WHAT IS NEEDED
Find each row below that contains the string "header" with matching case, and copy every such row in full.

MATERIAL PROVIDED
====================

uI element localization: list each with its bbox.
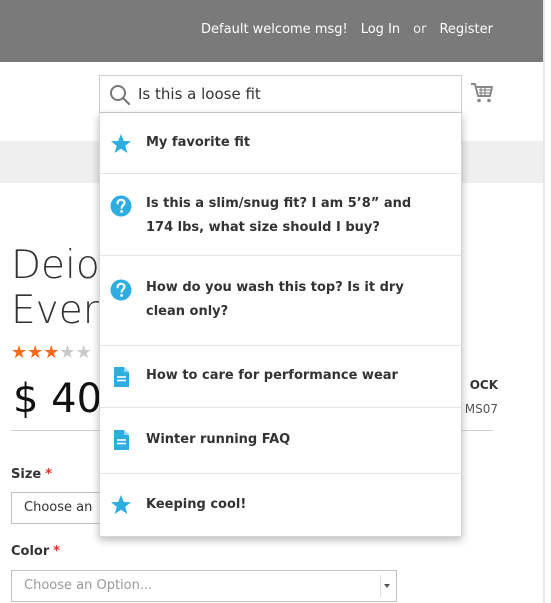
question-icon: [110, 195, 132, 217]
or-text: or: [413, 22, 427, 37]
suggestion-item[interactable]: How to care for performance wear: [100, 346, 461, 407]
suggestion-item[interactable]: Is this a slim/snug fit? I am 5’8” and 1…: [100, 174, 461, 256]
cart-icon[interactable]: [470, 82, 494, 104]
required-mark: *: [45, 467, 53, 482]
required-mark: *: [53, 544, 61, 559]
document-icon: [114, 430, 129, 450]
star-icon: [111, 495, 131, 514]
star-empty-icon: ★: [59, 342, 76, 363]
product-sku: MS07: [464, 402, 498, 416]
document-icon: [114, 367, 129, 387]
color-label-text: Color: [11, 544, 50, 559]
star-icon: ★: [27, 342, 44, 363]
search-icon: [110, 85, 131, 106]
size-select-value: Choose an: [24, 500, 93, 515]
suggestion-item[interactable]: Keeping cool!: [100, 474, 461, 536]
stock-status: OCK: [469, 378, 498, 392]
suggestion-text: Is this a slim/snug fit? I am 5’8” and 1…: [146, 196, 412, 235]
search-box: [99, 75, 462, 113]
header-links: Default welcome msg! Log In or Register: [201, 22, 493, 37]
rating-stars: ★★★★★: [11, 342, 92, 363]
suggestion-text: How to care for performance wear: [146, 368, 398, 383]
suggestion-text: Keeping cool!: [146, 497, 247, 512]
suggestion-text: How do you wash this top? Is it dry clea…: [146, 280, 404, 319]
color-label: Color *: [11, 544, 60, 559]
login-link[interactable]: Log In: [361, 22, 400, 37]
register-link[interactable]: Register: [439, 22, 493, 37]
question-icon: [110, 279, 132, 301]
suggestion-text: My favorite fit: [146, 135, 251, 150]
search-suggestions-dropdown: My favorite fit Is this a slim/snug fit?…: [99, 113, 462, 537]
suggestion-text: Winter running FAQ: [146, 432, 291, 447]
size-label: Size *: [11, 467, 52, 482]
product-price: $ 40: [13, 376, 103, 422]
suggestion-item[interactable]: Winter running FAQ: [100, 408, 461, 473]
size-label-text: Size: [11, 467, 42, 482]
top-header-bar: Default welcome msg! Log In or Register: [0, 0, 543, 62]
search-input[interactable]: [138, 76, 453, 112]
suggestion-item[interactable]: How do you wash this top? Is it dry clea…: [100, 256, 461, 346]
suggestion-item[interactable]: My favorite fit: [100, 113, 461, 173]
star-icon: ★: [11, 342, 28, 363]
star-icon: ★: [43, 342, 60, 363]
welcome-message: Default welcome msg!: [201, 22, 348, 37]
star-empty-icon: ★: [75, 342, 92, 363]
color-select-value: Choose an Option...: [24, 578, 153, 593]
star-icon: [111, 134, 131, 153]
page-edge-divider: [543, 0, 545, 603]
chevron-down-icon: [380, 575, 391, 597]
color-select[interactable]: Choose an Option...: [11, 570, 397, 602]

====================

WRITTEN RESPONSE
header-links: Default welcome msg! Log In or Register: [201, 22, 493, 37]
top-header-bar: Default welcome msg! Log In or Register: [0, 0, 543, 62]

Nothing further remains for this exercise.